DIRECTIVE: Make an exact copy of all the entries below, with the pictures left out.

RECORDS TO USE:
━━━━
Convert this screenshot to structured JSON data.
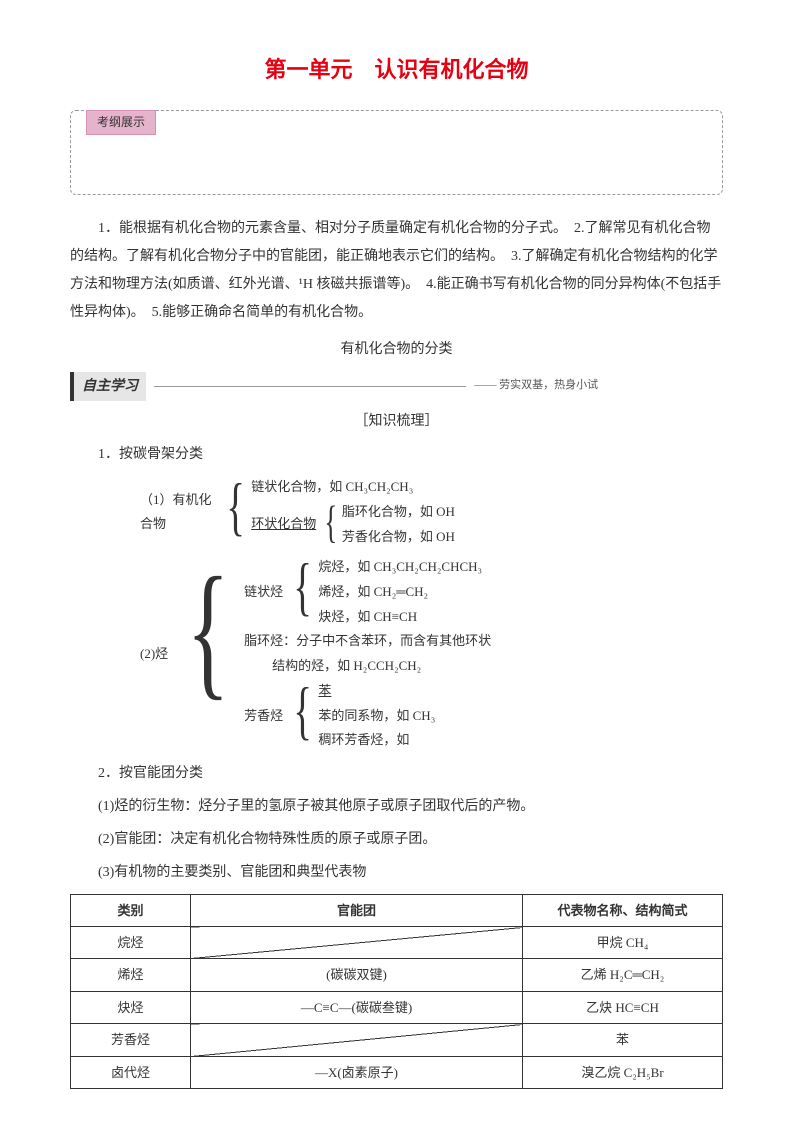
{
  "title": "第一单元　认识有机化合物",
  "outline_tag": "考纲展示",
  "intro_para": "1．能根据有机化合物的元素含量、相对分子质量确定有机化合物的分子式。　2.了解常见有机化合物的结构。了解有机化合物分子中的官能团，能正确地表示它们的结构。　3.了解确定有机化合物结构的化学方法和物理方法(如质谱、红外光谱、¹H 核磁共振谱等)。　4.能正确书写有机化合物的同分异构体(不包括手性异构体)。　5.能够正确命名简单的有机化合物。",
  "subtitle_center": "有机化合物的分类",
  "study_label": "自主学习",
  "study_note": "—— 劳实双基，热身小试",
  "knowledge_label": "［知识梳理］",
  "section1": "1．按碳骨架分类",
  "tree1": {
    "prefix": "（1）有机化合物",
    "chain": "链状化合物，如 CH₃CH₂CH₃",
    "ring_label": "环状化合物",
    "ring_a": "脂环化合物，如 OH",
    "ring_b": "芳香化合物，如 OH"
  },
  "tree2": {
    "prefix": "(2)烃",
    "chain_label": "链状烃",
    "chain_a": "烷烃，如 CH₃CH₂CH₂CHCH₃",
    "chain_b": "烯烃，如 CH₂═CH₂",
    "chain_c": "炔烃，如 CH≡CH",
    "ali_label": "脂环烃：分子中不含苯环，而含有其他环状",
    "ali_sub": "结构的烃，如 H₂CCH₂CH₂",
    "aroma_label": "芳香烃",
    "aroma_a": "苯",
    "aroma_b": "苯的同系物，如 CH₃",
    "aroma_c": "稠环芳香烃，如"
  },
  "section2": "2．按官能团分类",
  "sub1": "(1)烃的衍生物：烃分子里的氢原子被其他原子或原子团取代后的产物。",
  "sub2": "(2)官能团：决定有机化合物特殊性质的原子或原子团。",
  "sub3": "(3)有机物的主要类别、官能团和典型代表物",
  "table": {
    "headers": [
      "类别",
      "官能团",
      "代表物名称、结构简式"
    ],
    "rows": [
      {
        "cat": "烷烃",
        "grp_diag": true,
        "rep": "甲烷 CH₄"
      },
      {
        "cat": "烯烃",
        "grp": "(碳碳双键)",
        "rep": "乙烯 H₂C═CH₂"
      },
      {
        "cat": "炔烃",
        "grp": "—C≡C—(碳碳叁键)",
        "rep": "乙炔 HC≡CH"
      },
      {
        "cat": "芳香烃",
        "grp_diag": true,
        "rep": "苯"
      },
      {
        "cat": "卤代烃",
        "grp": "—X(卤素原子)",
        "rep": "溴乙烷 C₂H₅Br"
      }
    ]
  }
}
━━━━
WRITTEN RESPONSE:
Convert this screenshot to structured JSON data.
{
  "title": "第一单元　认识有机化合物",
  "outline_tag": "考纲展示",
  "intro_para": "1．能根据有机化合物的元素含量、相对分子质量确定有机化合物的分子式。　2.了解常见有机化合物的结构。了解有机化合物分子中的官能团，能正确地表示它们的结构。　3.了解确定有机化合物结构的化学方法和物理方法(如质谱、红外光谱、¹H 核磁共振谱等)。　4.能正确书写有机化合物的同分异构体(不包括手性异构体)。　5.能够正确命名简单的有机化合物。",
  "subtitle_center": "有机化合物的分类",
  "study_label": "自主学习",
  "study_note": "—— 劳实双基，热身小试",
  "knowledge_label": "［知识梳理］",
  "section1": "1．按碳骨架分类",
  "tree1": {
    "prefix": "（1）有机化合物",
    "chain": "链状化合物，如 CH₃CH₂CH₃",
    "ring_label": "环状化合物",
    "ring_a": "脂环化合物，如 OH",
    "ring_b": "芳香化合物，如 OH"
  },
  "tree2": {
    "prefix": "(2)烃",
    "chain_label": "链状烃",
    "chain_a": "烷烃，如 CH₃CH₂CH₂CHCH₃",
    "chain_b": "烯烃，如 CH₂═CH₂",
    "chain_c": "炔烃，如 CH≡CH",
    "ali_label": "脂环烃：分子中不含苯环，而含有其他环状",
    "ali_sub": "结构的烃，如 H₂CCH₂CH₂",
    "aroma_label": "芳香烃",
    "aroma_a": "苯",
    "aroma_b": "苯的同系物，如 CH₃",
    "aroma_c": "稠环芳香烃，如"
  },
  "section2": "2．按官能团分类",
  "sub1": "(1)烃的衍生物：烃分子里的氢原子被其他原子或原子团取代后的产物。",
  "sub2": "(2)官能团：决定有机化合物特殊性质的原子或原子团。",
  "sub3": "(3)有机物的主要类别、官能团和典型代表物",
  "table": {
    "headers": [
      "类别",
      "官能团",
      "代表物名称、结构简式"
    ],
    "rows": [
      {
        "cat": "烷烃",
        "grp_diag": true,
        "rep": "甲烷 CH₄"
      },
      {
        "cat": "烯烃",
        "grp": "(碳碳双键)",
        "rep": "乙烯 H₂C═CH₂"
      },
      {
        "cat": "炔烃",
        "grp": "—C≡C—(碳碳叁键)",
        "rep": "乙炔 HC≡CH"
      },
      {
        "cat": "芳香烃",
        "grp_diag": true,
        "rep": "苯"
      },
      {
        "cat": "卤代烃",
        "grp": "—X(卤素原子)",
        "rep": "溴乙烷 C₂H₅Br"
      }
    ]
  }
}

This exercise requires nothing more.